>> Begin Provided data

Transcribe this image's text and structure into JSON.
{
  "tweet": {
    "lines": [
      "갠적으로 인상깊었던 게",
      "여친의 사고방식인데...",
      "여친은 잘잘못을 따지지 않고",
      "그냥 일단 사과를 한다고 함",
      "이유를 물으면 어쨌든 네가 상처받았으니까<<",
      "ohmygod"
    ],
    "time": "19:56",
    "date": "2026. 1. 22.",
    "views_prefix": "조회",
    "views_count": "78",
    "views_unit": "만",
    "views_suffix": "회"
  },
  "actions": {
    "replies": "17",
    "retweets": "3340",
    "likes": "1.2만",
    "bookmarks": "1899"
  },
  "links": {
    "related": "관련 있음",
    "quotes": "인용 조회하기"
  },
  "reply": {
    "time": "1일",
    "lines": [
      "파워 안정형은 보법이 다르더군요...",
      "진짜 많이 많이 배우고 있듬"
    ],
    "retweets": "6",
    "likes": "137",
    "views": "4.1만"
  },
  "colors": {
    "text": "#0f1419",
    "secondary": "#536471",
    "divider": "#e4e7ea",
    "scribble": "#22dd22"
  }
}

>> End Provided data

## Set exercise
Each entry is to be returned in full, character for character.

## Task solution
Transcribe this image's text and structure into JSON.
{
  "tweet": {
    "lines": [
      "갠적으로 인상깊었던 게",
      "여친의 사고방식인데...",
      "여친은 잘잘못을 따지지 않고",
      "그냥 일단 사과를 한다고 함",
      "이유를 물으면 어쨌든 네가 상처받았으니까<<",
      "ohmygod"
    ],
    "time": "19:56",
    "date": "2026. 1. 22.",
    "views_prefix": "조회",
    "views_count": "78",
    "views_unit": "만",
    "views_suffix": "회"
  },
  "actions": {
    "replies": "17",
    "retweets": "3340",
    "likes": "1.2만",
    "bookmarks": "1899"
  },
  "links": {
    "related": "관련 있음",
    "quotes": "인용 조회하기"
  },
  "reply": {
    "time": "1일",
    "lines": [
      "파워 안정형은 보법이 다르더군요...",
      "진짜 많이 많이 배우고 있듬"
    ],
    "retweets": "6",
    "likes": "137",
    "views": "4.1만"
  },
  "colors": {
    "text": "#0f1419",
    "secondary": "#536471",
    "divider": "#e4e7ea",
    "scribble": "#22dd22"
  }
}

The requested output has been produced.